TASK TO COMPLETE.
Copy out, unchanged, everything from the very start of the entries below down through the line containing "x-tick-label: Ubq_Pre/Post [570,472,690,592]", including that line.

RECORDS FOR PROCESSING.
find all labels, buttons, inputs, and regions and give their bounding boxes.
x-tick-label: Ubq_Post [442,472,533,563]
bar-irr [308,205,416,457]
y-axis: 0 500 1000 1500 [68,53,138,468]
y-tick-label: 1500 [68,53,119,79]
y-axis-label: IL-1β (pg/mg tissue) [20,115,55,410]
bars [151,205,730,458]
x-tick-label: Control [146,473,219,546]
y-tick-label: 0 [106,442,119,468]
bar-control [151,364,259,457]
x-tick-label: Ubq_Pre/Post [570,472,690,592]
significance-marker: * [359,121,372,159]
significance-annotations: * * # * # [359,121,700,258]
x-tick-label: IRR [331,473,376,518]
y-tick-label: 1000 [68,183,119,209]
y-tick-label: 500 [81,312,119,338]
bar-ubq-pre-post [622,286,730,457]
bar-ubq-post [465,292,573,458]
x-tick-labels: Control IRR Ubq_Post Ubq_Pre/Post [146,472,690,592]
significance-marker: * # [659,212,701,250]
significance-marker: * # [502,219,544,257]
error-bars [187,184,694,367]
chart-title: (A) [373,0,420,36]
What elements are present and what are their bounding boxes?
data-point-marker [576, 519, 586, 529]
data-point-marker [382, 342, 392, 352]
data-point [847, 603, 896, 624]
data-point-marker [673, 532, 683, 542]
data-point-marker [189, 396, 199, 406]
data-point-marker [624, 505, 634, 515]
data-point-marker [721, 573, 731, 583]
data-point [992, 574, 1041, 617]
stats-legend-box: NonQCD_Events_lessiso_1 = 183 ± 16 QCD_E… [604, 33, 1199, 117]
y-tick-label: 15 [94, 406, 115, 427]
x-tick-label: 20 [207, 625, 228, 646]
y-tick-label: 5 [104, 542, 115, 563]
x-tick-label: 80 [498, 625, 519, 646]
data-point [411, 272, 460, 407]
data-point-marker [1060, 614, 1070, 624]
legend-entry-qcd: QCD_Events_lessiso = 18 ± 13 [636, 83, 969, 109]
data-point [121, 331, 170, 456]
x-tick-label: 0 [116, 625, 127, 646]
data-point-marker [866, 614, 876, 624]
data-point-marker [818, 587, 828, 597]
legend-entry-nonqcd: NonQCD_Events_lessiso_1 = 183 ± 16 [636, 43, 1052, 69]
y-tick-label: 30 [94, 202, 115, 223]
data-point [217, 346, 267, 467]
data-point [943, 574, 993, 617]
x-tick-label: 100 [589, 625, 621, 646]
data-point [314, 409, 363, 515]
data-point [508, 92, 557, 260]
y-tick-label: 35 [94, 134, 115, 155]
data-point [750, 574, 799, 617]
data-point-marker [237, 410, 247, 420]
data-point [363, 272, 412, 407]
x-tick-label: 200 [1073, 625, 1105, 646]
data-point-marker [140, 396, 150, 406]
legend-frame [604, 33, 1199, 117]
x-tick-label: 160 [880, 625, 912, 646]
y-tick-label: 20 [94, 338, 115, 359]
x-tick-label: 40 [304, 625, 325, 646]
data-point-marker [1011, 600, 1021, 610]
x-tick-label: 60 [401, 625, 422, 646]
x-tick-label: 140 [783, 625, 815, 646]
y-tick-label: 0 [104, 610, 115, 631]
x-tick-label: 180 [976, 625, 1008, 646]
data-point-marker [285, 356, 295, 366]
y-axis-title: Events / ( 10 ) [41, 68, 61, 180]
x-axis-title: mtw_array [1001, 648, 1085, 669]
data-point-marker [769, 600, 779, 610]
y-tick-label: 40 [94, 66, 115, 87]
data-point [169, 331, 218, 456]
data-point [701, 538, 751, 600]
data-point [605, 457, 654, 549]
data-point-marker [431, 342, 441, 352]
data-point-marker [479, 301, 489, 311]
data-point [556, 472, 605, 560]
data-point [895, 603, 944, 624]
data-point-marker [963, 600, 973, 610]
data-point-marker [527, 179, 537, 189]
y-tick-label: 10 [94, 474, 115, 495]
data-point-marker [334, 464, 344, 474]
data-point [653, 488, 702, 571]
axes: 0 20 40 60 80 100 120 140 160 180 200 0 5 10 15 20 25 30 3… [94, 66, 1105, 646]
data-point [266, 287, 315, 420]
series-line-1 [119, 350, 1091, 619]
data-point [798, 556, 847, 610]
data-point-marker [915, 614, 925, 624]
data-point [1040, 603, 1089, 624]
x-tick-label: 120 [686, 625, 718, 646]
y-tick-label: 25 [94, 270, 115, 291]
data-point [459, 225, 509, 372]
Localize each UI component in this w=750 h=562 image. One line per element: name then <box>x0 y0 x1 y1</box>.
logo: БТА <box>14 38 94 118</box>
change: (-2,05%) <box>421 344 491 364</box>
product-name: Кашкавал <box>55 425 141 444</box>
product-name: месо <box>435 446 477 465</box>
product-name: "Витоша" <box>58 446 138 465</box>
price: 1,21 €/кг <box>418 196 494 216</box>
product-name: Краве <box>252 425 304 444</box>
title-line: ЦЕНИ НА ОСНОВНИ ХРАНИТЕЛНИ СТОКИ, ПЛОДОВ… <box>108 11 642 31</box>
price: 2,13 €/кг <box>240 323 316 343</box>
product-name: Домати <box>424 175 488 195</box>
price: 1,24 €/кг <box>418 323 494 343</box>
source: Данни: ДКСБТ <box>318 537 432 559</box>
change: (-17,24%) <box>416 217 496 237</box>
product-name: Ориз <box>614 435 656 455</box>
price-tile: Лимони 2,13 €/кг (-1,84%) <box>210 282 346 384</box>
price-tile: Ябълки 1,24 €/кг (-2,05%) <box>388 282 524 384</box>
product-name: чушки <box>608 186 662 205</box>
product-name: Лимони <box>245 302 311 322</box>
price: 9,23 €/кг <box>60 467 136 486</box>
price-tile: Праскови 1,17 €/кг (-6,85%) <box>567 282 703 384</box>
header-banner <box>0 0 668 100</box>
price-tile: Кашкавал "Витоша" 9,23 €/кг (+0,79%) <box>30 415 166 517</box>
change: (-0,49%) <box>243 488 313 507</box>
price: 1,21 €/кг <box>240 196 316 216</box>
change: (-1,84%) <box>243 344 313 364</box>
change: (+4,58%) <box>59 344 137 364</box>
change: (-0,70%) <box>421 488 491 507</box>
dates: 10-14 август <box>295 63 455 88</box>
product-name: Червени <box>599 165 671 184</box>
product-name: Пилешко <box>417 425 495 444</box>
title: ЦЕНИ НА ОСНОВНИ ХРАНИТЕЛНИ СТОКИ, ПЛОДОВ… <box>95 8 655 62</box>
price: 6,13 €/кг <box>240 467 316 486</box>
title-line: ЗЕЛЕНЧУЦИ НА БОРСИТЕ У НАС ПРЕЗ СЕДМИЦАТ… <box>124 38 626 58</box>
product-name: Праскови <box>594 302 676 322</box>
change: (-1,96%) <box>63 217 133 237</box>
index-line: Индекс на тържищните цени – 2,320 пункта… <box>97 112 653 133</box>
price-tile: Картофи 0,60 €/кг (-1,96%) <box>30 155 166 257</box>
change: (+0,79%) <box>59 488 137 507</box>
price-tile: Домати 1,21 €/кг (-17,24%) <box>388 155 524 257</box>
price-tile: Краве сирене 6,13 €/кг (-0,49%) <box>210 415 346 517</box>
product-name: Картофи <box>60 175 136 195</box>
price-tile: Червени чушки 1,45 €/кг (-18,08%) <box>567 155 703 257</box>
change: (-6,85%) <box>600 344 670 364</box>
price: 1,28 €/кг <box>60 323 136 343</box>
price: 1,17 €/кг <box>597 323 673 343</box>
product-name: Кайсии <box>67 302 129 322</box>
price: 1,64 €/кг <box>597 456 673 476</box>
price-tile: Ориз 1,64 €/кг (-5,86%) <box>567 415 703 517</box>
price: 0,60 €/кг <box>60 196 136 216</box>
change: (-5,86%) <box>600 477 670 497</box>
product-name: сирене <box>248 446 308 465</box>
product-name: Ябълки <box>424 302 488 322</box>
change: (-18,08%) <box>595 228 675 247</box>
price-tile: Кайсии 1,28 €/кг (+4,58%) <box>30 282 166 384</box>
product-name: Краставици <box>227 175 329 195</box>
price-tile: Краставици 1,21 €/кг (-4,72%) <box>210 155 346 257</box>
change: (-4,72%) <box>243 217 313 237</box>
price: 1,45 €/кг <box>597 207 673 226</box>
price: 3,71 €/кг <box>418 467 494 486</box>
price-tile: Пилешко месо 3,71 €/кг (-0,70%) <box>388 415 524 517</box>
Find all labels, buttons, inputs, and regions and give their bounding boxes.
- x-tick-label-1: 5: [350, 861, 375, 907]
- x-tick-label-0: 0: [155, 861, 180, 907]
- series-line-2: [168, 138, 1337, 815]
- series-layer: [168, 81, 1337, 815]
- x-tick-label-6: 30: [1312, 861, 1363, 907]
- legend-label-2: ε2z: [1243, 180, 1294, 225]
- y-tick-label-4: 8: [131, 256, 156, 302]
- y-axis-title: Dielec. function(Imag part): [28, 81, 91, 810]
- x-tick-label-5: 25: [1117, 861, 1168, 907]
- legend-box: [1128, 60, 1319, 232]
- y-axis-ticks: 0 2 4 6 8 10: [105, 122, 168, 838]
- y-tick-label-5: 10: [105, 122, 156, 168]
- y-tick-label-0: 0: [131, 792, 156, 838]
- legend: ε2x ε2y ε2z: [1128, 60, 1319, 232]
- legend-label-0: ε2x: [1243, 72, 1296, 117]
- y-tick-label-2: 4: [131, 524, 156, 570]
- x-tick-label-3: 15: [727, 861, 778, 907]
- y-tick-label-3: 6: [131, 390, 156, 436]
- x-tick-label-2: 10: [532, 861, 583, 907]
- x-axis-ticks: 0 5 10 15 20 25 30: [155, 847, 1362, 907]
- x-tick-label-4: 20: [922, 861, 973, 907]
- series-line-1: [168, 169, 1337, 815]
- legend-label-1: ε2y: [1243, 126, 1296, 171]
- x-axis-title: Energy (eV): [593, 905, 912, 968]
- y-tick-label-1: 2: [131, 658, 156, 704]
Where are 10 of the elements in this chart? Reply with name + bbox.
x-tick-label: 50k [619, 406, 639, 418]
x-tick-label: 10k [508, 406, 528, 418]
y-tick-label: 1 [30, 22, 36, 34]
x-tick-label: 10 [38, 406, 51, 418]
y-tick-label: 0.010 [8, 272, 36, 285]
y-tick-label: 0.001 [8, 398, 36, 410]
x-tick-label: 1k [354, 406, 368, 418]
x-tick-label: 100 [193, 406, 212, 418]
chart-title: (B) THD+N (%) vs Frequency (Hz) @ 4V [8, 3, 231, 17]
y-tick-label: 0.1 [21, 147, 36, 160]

TASK RESULT.
find all labels, buttons, inputs, and regions and give their bounding boxes.
x-tick-label: Ubq_Post [442,472,533,563]
bar-irr [308,205,416,457]
y-axis: 0 500 1000 1500 [68,53,138,468]
y-tick-label: 1500 [68,53,119,79]
y-axis-label: IL-1β (pg/mg tissue) [20,115,55,410]
bars [151,205,730,458]
x-tick-label: Control [146,473,219,546]
y-tick-label: 0 [106,442,119,468]
bar-control [151,364,259,457]
x-tick-label: Ubq_Pre/Post [570,472,690,592]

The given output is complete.